**JOB:** Look for the word "name" in the entries below, then copy every line that has it.

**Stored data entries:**

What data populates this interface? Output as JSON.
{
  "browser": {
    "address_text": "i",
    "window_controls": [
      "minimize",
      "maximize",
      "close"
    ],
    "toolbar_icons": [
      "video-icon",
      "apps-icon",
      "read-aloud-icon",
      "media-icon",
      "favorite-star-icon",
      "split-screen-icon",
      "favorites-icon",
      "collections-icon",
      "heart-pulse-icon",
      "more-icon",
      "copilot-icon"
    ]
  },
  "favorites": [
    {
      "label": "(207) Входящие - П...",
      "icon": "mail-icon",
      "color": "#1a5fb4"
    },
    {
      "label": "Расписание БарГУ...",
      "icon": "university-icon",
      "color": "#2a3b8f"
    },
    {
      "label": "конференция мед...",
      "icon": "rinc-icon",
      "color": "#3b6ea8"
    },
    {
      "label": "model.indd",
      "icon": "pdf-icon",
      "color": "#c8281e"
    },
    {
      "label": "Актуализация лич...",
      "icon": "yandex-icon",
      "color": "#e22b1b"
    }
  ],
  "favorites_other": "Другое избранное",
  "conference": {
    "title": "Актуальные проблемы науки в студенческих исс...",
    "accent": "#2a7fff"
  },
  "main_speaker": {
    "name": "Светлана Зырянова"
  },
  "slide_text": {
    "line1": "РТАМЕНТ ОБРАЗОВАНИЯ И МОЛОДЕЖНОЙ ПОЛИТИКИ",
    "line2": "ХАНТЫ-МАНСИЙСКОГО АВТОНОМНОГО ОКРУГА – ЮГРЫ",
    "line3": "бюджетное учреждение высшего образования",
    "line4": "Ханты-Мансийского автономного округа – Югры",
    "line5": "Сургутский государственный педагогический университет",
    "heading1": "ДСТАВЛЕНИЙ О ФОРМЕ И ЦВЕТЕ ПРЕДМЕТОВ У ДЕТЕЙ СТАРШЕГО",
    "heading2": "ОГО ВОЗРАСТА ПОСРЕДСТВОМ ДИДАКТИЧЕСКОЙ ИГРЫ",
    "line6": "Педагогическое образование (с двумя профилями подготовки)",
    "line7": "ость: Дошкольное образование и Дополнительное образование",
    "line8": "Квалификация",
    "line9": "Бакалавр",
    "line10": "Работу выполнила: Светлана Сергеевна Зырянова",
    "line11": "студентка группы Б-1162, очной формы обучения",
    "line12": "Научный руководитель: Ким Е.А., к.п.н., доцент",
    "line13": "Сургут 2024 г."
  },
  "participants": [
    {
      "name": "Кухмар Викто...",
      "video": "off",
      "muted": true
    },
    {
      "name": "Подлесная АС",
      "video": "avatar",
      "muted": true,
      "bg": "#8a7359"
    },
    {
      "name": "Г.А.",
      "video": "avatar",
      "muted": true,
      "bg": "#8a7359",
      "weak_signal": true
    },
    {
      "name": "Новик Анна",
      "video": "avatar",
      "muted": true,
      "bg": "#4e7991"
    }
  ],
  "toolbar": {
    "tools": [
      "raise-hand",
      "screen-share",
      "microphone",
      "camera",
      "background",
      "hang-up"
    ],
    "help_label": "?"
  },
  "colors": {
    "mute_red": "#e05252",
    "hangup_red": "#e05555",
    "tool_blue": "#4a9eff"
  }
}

**ANSWER:**
    "name": "Светлана Зырянова"
      "name": "Кухмар Викто...",
      "name": "Подлесная АС",
      "name": "Г.А.",
      "name": "Новик Анна",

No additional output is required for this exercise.